Collected data entries:
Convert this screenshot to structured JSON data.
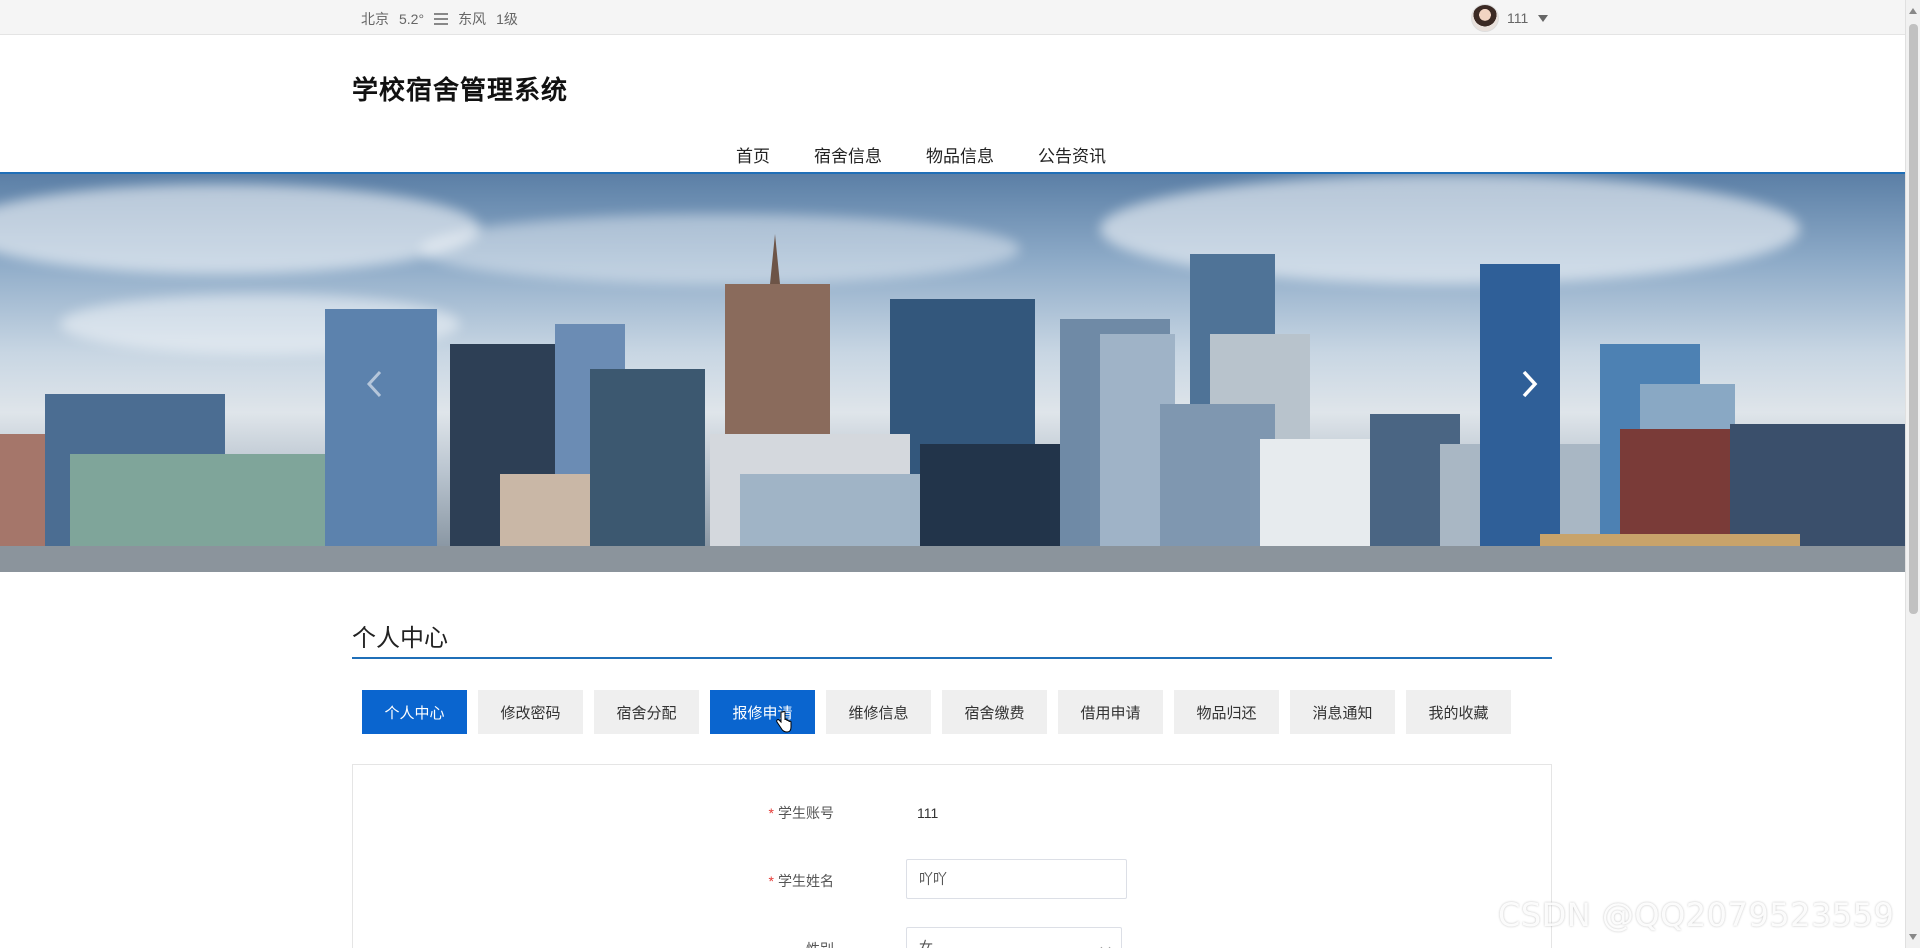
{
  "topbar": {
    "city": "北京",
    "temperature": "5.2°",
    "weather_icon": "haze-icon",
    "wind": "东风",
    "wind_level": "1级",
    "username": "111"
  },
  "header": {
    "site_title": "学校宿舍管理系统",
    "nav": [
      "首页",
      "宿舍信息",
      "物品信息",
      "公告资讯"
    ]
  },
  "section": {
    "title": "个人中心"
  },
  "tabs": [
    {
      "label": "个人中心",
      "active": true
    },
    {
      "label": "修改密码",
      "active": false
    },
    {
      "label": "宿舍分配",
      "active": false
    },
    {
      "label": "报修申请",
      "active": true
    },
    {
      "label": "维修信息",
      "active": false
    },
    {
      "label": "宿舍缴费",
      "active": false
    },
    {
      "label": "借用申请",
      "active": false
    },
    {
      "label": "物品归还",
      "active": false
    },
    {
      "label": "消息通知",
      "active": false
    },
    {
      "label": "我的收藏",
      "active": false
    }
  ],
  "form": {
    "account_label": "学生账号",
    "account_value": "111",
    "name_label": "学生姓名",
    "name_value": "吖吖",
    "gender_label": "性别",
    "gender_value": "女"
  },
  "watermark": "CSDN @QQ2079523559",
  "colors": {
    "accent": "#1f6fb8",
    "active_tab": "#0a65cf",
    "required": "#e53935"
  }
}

● **What to do**:
Copy each line in full and exactly, omitting any picture.

● **Worked answer**:
Convert this screenshot to structured JSON data.
{
  "topbar": {
    "city": "北京",
    "temperature": "5.2°",
    "weather_icon": "haze-icon",
    "wind": "东风",
    "wind_level": "1级",
    "username": "111"
  },
  "header": {
    "site_title": "学校宿舍管理系统",
    "nav": [
      "首页",
      "宿舍信息",
      "物品信息",
      "公告资讯"
    ]
  },
  "section": {
    "title": "个人中心"
  },
  "tabs": [
    {
      "label": "个人中心",
      "active": true
    },
    {
      "label": "修改密码",
      "active": false
    },
    {
      "label": "宿舍分配",
      "active": false
    },
    {
      "label": "报修申请",
      "active": true
    },
    {
      "label": "维修信息",
      "active": false
    },
    {
      "label": "宿舍缴费",
      "active": false
    },
    {
      "label": "借用申请",
      "active": false
    },
    {
      "label": "物品归还",
      "active": false
    },
    {
      "label": "消息通知",
      "active": false
    },
    {
      "label": "我的收藏",
      "active": false
    }
  ],
  "form": {
    "account_label": "学生账号",
    "account_value": "111",
    "name_label": "学生姓名",
    "name_value": "吖吖",
    "gender_label": "性别",
    "gender_value": "女"
  },
  "watermark": "CSDN @QQ2079523559",
  "colors": {
    "accent": "#1f6fb8",
    "active_tab": "#0a65cf",
    "required": "#e53935"
  }
}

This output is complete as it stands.